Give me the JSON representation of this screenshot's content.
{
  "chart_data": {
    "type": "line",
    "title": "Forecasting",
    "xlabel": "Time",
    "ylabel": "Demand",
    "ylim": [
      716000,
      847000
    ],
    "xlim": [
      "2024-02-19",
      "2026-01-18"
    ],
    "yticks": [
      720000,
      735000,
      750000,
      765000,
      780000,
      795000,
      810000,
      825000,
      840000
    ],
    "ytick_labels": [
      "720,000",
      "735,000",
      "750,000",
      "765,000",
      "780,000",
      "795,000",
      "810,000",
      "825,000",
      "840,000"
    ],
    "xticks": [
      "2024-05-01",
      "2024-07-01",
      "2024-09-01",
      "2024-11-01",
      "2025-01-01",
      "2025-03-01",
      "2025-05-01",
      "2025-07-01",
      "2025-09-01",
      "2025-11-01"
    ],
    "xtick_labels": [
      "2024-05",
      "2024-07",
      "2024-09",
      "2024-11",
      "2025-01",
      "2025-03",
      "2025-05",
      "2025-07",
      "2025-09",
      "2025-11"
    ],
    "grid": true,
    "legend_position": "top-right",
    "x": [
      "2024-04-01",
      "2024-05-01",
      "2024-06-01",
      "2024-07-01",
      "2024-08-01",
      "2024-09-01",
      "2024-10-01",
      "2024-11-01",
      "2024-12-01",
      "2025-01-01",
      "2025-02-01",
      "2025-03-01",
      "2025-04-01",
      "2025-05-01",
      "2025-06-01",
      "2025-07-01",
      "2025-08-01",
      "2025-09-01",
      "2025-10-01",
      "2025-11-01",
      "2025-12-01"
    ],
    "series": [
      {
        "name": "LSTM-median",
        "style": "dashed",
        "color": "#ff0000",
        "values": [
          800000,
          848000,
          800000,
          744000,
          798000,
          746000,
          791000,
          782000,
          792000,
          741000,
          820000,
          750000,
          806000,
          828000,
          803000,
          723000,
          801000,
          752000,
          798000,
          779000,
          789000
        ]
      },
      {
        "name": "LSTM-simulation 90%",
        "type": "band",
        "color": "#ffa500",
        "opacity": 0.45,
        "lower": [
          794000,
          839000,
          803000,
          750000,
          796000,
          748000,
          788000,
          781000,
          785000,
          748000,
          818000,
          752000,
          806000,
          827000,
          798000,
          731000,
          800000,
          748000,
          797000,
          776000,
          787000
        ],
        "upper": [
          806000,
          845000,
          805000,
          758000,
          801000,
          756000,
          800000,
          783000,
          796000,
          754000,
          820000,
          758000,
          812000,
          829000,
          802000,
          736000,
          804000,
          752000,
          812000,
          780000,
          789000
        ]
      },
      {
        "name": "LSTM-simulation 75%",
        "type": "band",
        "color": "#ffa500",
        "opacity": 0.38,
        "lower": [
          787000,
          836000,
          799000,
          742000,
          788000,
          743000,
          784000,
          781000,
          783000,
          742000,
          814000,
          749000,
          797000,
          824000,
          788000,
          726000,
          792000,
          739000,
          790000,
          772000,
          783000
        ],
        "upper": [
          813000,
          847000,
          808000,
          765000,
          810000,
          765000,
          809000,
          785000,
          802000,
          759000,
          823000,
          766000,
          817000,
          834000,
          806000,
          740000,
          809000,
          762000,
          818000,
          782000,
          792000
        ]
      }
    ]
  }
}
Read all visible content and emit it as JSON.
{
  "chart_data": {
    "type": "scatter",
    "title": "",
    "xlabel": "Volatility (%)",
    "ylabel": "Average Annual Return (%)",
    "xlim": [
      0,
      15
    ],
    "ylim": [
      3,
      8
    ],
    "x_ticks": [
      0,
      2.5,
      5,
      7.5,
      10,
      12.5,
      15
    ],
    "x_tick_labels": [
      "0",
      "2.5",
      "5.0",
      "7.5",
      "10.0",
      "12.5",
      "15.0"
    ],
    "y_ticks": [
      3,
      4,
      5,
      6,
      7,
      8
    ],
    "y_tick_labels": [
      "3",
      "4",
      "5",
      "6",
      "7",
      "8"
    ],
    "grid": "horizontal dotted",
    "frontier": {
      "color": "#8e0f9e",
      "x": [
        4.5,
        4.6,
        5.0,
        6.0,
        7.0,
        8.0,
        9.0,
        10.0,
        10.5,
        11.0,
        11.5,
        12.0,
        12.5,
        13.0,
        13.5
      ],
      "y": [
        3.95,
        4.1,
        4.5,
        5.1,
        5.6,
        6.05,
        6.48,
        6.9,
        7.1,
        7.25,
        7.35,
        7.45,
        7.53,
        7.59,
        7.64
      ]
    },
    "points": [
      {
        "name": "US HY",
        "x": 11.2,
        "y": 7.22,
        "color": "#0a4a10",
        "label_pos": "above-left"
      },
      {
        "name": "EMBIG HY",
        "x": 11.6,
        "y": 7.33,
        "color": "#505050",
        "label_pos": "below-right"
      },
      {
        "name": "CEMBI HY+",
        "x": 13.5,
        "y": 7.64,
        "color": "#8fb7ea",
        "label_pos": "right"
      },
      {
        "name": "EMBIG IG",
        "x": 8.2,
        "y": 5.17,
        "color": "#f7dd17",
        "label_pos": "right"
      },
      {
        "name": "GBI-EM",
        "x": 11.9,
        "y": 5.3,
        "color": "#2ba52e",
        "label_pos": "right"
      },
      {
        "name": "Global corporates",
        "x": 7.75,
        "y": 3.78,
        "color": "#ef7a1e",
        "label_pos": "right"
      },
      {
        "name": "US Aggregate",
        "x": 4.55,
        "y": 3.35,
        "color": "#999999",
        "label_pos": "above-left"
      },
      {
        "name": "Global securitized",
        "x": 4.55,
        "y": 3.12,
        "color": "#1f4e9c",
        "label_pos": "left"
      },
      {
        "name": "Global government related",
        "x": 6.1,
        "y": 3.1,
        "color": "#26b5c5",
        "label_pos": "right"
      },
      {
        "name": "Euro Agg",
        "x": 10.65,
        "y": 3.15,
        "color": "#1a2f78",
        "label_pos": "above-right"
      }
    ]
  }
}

What you have to do:
Within the listing, how many lines hold the word "content"? Only the number is to be given.

The answer:
2